__Given entries__
########################################

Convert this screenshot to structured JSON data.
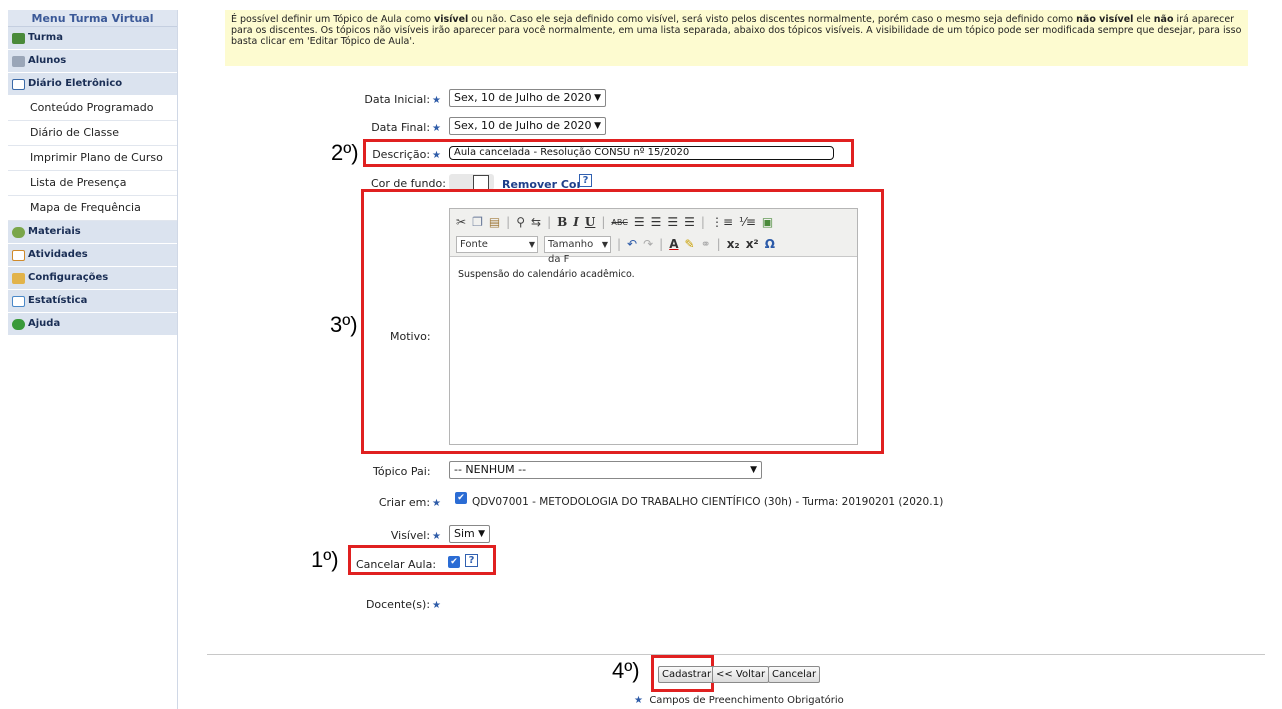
{
  "sidebar": {
    "title": "Menu Turma Virtual",
    "items": [
      {
        "label": "Turma",
        "icon": "group-icon",
        "color": "#4a8a3a"
      },
      {
        "label": "Alunos",
        "icon": "students-icon",
        "color": "#7f8fa6"
      },
      {
        "label": "Diário Eletrônico",
        "icon": "book-icon",
        "color": "#3b6aa8"
      }
    ],
    "subitems": [
      "Conteúdo Programado",
      "Diário de Classe",
      "Imprimir Plano de Curso",
      "Lista de Presença",
      "Mapa de Frequência"
    ],
    "items2": [
      {
        "label": "Materiais",
        "icon": "materials-icon",
        "color": "#6a9a3a"
      },
      {
        "label": "Atividades",
        "icon": "activities-icon",
        "color": "#d08a2a"
      },
      {
        "label": "Configurações",
        "icon": "config-icon",
        "color": "#c99a2a"
      },
      {
        "label": "Estatística",
        "icon": "stats-icon",
        "color": "#4a88c8"
      },
      {
        "label": "Ajuda",
        "icon": "help-icon",
        "color": "#3a9a3a"
      }
    ]
  },
  "info": {
    "p1": "É possível definir um Tópico de Aula como ",
    "b1": "visível",
    "p2": " ou não. Caso ele seja definido como visível, será visto pelos discentes normalmente, porém caso o mesmo seja definido como ",
    "b2": "não visível",
    "p3": " ele ",
    "b3": "não",
    "p4": " irá aparecer para os discentes. Os tópicos não visíveis irão aparecer para você normalmente, em uma lista separada, abaixo dos tópicos visíveis. A visibilidade de um tópico pode ser modificada sempre que desejar, para isso basta clicar em 'Editar Tópico de Aula'."
  },
  "form": {
    "data_inicial_label": "Data Inicial:",
    "data_inicial_value": "Sex, 10 de Julho de 2020",
    "data_final_label": "Data Final:",
    "data_final_value": "Sex, 10 de Julho de 2020",
    "descricao_label": "Descrição:",
    "descricao_value": "Aula cancelada - Resolução CONSU nº 15/2020",
    "cor_label": "Cor de fundo:",
    "remover_cor": "Remover Cor",
    "motivo_label": "Motivo:",
    "motivo_text": "Suspensão do calendário acadêmico.",
    "editor_fonte": "Fonte",
    "editor_tamanho": "Tamanho da F",
    "topico_pai_label": "Tópico Pai:",
    "topico_pai_value": "-- NENHUM --",
    "criar_em_label": "Criar em:",
    "criar_em_value": "QDV07001 - METODOLOGIA DO TRABALHO CIENTÍFICO (30h) - Turma: 20190201 (2020.1)",
    "visivel_label": "Visível:",
    "visivel_value": "Sim",
    "cancelar_aula_label": "Cancelar Aula:",
    "docentes_label": "Docente(s):",
    "required_star": "★",
    "help_mark": "?"
  },
  "buttons": {
    "cadastrar": "Cadastrar",
    "voltar": "<< Voltar",
    "cancelar": "Cancelar"
  },
  "footer_note": "Campos de Preenchimento Obrigatório",
  "steps": {
    "s1": "1º)",
    "s2": "2º)",
    "s3": "3º)",
    "s4": "4º)"
  },
  "colors": {
    "highlight_red": "#e02020",
    "info_bg": "#fdfbd0",
    "menu_bg": "#dbe3ef",
    "link_blue": "#1f3f8a"
  }
}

########################################

__Written exercise__
Gather each line from the listing above that holds "icon".

__Result for this exercise__
        "icon": "group-icon",
        "icon": "students-icon",
        "icon": "book-icon",
        "icon": "materials-icon",
        "icon": "activities-icon",
        "icon": "config-icon",
        "icon": "stats-icon",
        "icon": "help-icon",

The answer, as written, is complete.